Problem to work on: Each line containing the word "Death" should be found and copied.

[Items from a figure collection]
▬▬▬▬▬▬▬▬▬▬
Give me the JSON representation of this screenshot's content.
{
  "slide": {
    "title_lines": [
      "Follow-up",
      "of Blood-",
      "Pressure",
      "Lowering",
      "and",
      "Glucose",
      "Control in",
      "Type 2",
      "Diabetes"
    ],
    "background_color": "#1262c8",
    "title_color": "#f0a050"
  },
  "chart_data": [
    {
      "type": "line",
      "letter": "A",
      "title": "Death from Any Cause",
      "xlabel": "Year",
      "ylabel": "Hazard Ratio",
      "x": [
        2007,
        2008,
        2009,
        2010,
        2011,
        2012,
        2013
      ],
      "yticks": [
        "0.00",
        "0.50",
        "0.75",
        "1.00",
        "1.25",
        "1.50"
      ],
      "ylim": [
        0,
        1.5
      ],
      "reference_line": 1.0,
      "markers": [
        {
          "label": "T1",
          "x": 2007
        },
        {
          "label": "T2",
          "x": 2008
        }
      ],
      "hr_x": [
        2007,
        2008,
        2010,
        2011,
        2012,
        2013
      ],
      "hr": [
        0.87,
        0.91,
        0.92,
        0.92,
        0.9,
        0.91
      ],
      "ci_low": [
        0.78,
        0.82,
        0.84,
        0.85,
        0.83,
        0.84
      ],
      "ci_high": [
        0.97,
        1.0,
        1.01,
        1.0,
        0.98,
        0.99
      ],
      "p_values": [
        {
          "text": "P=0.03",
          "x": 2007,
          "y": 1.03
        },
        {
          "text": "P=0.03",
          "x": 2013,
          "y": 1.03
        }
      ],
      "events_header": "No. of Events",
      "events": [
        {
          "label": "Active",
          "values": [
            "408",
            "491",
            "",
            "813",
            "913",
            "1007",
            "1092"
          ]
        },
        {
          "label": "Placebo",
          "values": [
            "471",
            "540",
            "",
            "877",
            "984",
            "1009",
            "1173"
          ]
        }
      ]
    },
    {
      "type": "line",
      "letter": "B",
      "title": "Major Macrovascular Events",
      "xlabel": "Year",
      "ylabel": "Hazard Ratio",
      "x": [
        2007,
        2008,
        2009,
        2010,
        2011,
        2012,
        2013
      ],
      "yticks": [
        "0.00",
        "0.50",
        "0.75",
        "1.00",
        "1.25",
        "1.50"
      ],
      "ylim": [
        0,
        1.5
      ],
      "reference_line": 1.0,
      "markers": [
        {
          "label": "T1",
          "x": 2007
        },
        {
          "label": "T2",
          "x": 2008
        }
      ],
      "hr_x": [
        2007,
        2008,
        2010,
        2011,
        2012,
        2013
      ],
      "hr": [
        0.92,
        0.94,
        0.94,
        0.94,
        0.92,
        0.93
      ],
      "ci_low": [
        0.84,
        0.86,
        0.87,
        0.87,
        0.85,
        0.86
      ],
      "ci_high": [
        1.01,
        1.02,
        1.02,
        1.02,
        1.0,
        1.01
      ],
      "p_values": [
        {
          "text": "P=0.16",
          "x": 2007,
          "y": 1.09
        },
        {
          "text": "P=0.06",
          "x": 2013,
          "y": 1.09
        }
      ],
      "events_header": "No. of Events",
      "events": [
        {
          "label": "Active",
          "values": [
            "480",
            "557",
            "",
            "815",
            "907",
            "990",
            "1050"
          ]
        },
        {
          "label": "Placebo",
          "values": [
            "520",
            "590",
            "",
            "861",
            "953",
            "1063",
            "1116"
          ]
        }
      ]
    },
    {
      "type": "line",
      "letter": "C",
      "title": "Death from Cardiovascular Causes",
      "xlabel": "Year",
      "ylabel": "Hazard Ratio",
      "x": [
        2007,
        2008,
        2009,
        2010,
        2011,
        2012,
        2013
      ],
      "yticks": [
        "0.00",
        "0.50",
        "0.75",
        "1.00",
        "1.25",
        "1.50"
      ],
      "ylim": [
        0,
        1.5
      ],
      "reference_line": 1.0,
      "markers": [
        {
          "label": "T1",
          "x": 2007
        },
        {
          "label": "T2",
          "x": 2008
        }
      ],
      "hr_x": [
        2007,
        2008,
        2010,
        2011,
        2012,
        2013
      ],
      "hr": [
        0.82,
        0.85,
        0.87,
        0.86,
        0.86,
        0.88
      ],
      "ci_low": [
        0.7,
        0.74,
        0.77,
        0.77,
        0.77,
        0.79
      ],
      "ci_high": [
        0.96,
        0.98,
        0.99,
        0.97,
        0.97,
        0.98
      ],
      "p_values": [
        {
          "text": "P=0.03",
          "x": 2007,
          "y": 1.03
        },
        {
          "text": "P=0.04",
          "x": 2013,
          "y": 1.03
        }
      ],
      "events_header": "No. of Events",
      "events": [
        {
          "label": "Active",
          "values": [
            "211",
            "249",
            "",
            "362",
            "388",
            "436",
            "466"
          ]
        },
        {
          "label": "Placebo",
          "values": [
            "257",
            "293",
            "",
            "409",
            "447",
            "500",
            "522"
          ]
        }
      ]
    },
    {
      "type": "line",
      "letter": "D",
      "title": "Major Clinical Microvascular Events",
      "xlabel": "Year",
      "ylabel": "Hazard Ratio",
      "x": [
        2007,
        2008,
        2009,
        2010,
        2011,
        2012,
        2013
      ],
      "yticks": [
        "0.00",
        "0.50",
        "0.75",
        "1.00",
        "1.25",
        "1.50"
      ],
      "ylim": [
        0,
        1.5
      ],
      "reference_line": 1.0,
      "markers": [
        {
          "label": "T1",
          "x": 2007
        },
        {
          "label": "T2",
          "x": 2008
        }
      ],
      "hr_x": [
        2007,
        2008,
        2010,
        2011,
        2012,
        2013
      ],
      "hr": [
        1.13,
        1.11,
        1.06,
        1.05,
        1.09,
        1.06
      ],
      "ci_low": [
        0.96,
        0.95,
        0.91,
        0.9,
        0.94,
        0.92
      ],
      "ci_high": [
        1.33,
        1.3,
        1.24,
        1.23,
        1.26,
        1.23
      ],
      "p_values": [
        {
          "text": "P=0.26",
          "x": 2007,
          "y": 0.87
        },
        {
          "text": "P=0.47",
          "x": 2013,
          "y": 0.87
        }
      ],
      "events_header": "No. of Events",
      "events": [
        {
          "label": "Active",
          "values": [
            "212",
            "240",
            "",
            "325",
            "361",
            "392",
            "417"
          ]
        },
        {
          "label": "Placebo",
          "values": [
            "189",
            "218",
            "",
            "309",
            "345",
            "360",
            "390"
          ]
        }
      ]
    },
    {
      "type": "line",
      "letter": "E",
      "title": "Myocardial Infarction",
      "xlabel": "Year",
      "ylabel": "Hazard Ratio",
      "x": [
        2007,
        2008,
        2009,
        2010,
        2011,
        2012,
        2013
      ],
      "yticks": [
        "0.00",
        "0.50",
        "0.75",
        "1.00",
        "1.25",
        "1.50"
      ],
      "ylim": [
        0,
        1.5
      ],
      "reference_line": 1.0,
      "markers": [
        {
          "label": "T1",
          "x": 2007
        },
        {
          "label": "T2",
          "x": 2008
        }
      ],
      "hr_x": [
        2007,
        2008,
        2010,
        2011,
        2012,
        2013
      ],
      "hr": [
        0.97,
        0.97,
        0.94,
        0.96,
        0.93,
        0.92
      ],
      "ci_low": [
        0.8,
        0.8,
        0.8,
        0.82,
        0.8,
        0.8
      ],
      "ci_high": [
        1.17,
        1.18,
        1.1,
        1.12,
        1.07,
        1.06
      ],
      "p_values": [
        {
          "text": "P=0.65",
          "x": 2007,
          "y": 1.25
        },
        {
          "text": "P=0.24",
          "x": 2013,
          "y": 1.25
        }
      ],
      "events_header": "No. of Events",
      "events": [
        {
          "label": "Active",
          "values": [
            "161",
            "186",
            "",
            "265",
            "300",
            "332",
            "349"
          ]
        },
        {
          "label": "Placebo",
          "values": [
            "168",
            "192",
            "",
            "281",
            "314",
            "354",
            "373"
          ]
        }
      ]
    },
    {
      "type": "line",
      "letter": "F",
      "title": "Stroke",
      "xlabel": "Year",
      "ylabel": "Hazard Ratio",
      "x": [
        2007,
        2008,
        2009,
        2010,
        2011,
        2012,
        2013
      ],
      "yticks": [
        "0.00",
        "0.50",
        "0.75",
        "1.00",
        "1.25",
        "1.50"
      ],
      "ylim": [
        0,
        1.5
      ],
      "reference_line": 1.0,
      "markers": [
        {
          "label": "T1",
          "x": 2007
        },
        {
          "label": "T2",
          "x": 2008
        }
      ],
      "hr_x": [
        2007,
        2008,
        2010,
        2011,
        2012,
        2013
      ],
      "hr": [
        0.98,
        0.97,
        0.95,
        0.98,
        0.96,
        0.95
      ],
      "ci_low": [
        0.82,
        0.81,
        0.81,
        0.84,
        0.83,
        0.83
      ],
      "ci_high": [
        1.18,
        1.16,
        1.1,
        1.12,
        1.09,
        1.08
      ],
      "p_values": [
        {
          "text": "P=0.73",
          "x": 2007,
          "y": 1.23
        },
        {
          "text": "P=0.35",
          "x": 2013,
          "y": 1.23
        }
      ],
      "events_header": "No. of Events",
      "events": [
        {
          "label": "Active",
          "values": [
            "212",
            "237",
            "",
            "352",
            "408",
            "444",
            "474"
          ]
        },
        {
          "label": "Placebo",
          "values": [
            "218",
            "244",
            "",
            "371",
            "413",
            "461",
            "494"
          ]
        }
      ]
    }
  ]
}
▬▬▬▬▬▬▬▬▬▬
Result:
      "title": "Death from Any Cause",
      "title": "Death from Cardiovascular Causes",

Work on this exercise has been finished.